[PROBLEM REQUIREMENTS] Print all the data, keeping every line exactly as it is.

[Some records]
┌──
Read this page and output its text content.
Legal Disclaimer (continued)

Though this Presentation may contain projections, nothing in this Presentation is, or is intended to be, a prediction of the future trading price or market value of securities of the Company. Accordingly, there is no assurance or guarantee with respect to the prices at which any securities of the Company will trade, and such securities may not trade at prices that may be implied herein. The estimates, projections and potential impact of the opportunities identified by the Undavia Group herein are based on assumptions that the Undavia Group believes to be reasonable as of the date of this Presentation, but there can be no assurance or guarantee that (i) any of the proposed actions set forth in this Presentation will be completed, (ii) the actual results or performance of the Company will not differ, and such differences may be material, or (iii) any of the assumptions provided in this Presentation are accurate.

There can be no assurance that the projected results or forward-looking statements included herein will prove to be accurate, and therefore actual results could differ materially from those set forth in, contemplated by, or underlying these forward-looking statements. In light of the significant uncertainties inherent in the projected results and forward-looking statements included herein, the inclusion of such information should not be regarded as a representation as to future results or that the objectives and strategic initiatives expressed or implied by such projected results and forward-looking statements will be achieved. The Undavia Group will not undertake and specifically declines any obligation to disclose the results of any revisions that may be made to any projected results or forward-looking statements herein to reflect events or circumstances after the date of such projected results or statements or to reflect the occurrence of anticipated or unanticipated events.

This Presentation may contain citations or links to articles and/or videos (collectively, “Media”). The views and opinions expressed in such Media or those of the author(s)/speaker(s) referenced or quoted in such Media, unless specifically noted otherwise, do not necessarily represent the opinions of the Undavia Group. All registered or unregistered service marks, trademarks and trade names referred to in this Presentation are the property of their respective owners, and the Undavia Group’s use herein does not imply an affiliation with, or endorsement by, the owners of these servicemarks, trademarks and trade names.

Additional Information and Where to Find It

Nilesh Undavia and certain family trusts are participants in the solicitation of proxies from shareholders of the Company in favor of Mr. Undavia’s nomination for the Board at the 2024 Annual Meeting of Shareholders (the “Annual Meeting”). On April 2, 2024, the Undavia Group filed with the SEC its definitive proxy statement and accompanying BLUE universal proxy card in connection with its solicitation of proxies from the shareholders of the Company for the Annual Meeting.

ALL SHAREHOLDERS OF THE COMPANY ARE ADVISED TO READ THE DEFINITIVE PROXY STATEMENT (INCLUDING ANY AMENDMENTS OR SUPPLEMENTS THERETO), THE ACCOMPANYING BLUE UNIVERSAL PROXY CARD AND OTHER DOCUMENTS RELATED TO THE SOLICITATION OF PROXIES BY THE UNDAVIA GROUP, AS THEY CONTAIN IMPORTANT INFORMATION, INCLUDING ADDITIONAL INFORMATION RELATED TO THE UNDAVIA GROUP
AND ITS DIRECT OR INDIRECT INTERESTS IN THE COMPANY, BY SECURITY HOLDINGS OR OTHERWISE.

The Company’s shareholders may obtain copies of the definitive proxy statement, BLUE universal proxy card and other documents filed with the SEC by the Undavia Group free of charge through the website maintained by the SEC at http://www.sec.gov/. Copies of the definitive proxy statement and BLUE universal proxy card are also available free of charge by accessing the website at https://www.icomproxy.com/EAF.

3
└──
[OUTPUT BELOW]
Read this page and output its text content.
Legal Disclaimer (continued)

Though this Presentation may contain projections, nothing in this Presentation is, or is intended to be, a prediction of the future trading price or market value of securities of the Company. Accordingly, there is no assurance or guarantee with respect to the prices at which any securities of the Company will trade, and such securities may not trade at prices that may be implied herein. The estimates, projections and potential impact of the opportunities identified by the Undavia Group herein are based on assumptions that the Undavia Group believes to be reasonable as of the date of this Presentation, but there can be no assurance or guarantee that (i) any of the proposed actions set forth in this Presentation will be completed, (ii) the actual results or performance of the Company will not differ, and such differences may be material, or (iii) any of the assumptions provided in this Presentation are accurate.

There can be no assurance that the projected results or forward-looking statements included herein will prove to be accurate, and therefore actual results could differ materially from those set forth in, contemplated by, or underlying these forward-looking statements. In light of the significant uncertainties inherent in the projected results and forward-looking statements included herein, the inclusion of such information should not be regarded as a representation as to future results or that the objectives and strategic initiatives expressed or implied by such projected results and forward-looking statements will be achieved. The Undavia Group will not undertake and specifically declines any obligation to disclose the results of any revisions that may be made to any projected results or forward-looking statements herein to reflect events or circumstances after the date of such projected results or statements or to reflect the occurrence of anticipated or unanticipated events.

This Presentation may contain citations or links to articles and/or videos (collectively, “Media”). The views and opinions expressed in such Media or those of the author(s)/speaker(s) referenced or quoted in such Media, unless specifically noted otherwise, do not necessarily represent the opinions of the Undavia Group. All registered or unregistered service marks, trademarks and trade names referred to in this Presentation are the property of their respective owners, and the Undavia Group’s use herein does not imply an affiliation with, or endorsement by, the owners of these servicemarks, trademarks and trade names.

Additional Information and Where to Find It

Nilesh Undavia and certain family trusts are participants in the solicitation of proxies from shareholders of the Company in favor of Mr. Undavia’s nomination for the Board at the 2024 Annual Meeting of Shareholders (the “Annual Meeting”). On April 2, 2024, the Undavia Group filed with the SEC its definitive proxy statement and accompanying BLUE universal proxy card in connection with its solicitation of proxies from the shareholders of the Company for the Annual Meeting.

ALL SHAREHOLDERS OF THE COMPANY ARE ADVISED TO READ THE DEFINITIVE PROXY STATEMENT (INCLUDING ANY AMENDMENTS OR SUPPLEMENTS THERETO), THE ACCOMPANYING BLUE UNIVERSAL PROXY CARD AND OTHER DOCUMENTS RELATED TO THE SOLICITATION OF PROXIES BY THE UNDAVIA GROUP, AS THEY CONTAIN IMPORTANT INFORMATION, INCLUDING ADDITIONAL INFORMATION RELATED TO THE UNDAVIA GROUP
AND ITS DIRECT OR INDIRECT INTERESTS IN THE COMPANY, BY SECURITY HOLDINGS OR OTHERWISE.

The Company’s shareholders may obtain copies of the definitive proxy statement, BLUE universal proxy card and other documents filed with the SEC by the Undavia Group free of charge through the website maintained by the SEC at http://www.sec.gov/. Copies of the definitive proxy statement and BLUE universal proxy card are also available free of charge by accessing the website at https://www.icomproxy.com/EAF.

3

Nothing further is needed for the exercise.